**Request**
Extract every line that contains the string "name".

**Provided material**
— Begin —

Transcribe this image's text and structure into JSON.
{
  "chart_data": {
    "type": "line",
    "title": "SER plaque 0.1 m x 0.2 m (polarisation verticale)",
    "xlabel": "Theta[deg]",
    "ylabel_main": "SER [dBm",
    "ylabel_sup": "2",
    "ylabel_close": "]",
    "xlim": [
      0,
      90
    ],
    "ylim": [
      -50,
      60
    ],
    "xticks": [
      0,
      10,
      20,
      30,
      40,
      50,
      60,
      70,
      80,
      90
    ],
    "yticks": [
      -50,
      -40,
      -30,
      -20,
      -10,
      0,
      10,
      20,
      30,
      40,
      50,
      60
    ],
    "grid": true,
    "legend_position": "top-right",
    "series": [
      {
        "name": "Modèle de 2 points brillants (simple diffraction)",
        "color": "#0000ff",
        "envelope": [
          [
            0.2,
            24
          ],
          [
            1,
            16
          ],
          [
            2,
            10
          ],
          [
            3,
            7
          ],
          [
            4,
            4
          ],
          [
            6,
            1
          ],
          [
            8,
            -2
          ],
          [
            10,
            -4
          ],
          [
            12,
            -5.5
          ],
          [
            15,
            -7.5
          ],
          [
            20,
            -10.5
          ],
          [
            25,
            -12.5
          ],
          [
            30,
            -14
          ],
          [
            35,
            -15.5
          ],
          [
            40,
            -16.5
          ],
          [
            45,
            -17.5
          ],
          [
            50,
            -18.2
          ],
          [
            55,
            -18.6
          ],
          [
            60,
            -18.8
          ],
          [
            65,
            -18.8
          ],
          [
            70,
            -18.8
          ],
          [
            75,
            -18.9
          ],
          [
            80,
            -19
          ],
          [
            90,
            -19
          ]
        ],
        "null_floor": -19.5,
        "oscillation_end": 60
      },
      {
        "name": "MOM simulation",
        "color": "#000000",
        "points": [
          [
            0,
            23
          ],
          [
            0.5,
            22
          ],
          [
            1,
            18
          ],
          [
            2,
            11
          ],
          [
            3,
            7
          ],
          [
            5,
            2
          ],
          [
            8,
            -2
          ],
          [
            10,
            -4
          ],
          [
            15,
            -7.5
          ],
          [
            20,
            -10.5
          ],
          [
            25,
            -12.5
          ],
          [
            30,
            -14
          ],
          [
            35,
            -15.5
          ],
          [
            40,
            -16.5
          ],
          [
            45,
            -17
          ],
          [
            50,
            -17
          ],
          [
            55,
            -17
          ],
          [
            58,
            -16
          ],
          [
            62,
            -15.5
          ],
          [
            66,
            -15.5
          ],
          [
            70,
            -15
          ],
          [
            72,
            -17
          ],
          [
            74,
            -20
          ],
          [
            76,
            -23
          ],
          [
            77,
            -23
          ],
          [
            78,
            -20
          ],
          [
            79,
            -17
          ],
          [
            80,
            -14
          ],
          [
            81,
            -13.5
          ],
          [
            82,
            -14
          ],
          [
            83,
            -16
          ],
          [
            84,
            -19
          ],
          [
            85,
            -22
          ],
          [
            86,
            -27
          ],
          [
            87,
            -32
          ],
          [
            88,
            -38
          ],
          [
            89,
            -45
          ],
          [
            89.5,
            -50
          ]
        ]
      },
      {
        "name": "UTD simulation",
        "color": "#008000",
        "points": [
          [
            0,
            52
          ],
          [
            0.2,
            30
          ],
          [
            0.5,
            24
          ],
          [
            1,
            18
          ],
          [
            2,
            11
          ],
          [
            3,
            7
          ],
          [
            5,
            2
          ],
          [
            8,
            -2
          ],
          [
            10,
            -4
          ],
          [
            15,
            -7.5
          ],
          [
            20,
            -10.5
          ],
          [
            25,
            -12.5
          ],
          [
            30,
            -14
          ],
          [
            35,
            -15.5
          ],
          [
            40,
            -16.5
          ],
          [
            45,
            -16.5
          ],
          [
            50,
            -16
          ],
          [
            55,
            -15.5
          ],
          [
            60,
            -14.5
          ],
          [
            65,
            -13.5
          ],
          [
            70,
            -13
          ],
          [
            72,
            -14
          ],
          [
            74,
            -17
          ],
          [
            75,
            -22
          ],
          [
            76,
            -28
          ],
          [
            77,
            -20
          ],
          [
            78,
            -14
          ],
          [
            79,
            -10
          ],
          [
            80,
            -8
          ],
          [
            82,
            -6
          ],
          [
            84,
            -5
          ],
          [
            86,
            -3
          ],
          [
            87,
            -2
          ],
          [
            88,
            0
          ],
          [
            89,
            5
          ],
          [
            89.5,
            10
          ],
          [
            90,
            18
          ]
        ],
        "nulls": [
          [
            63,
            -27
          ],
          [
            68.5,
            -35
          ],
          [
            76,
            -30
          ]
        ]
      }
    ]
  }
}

— End —

**Final result**
        "name": "Modèle de 2 points brillants (simple diffraction)",
        "name": "MOM simulation",
        "name": "UTD simulation",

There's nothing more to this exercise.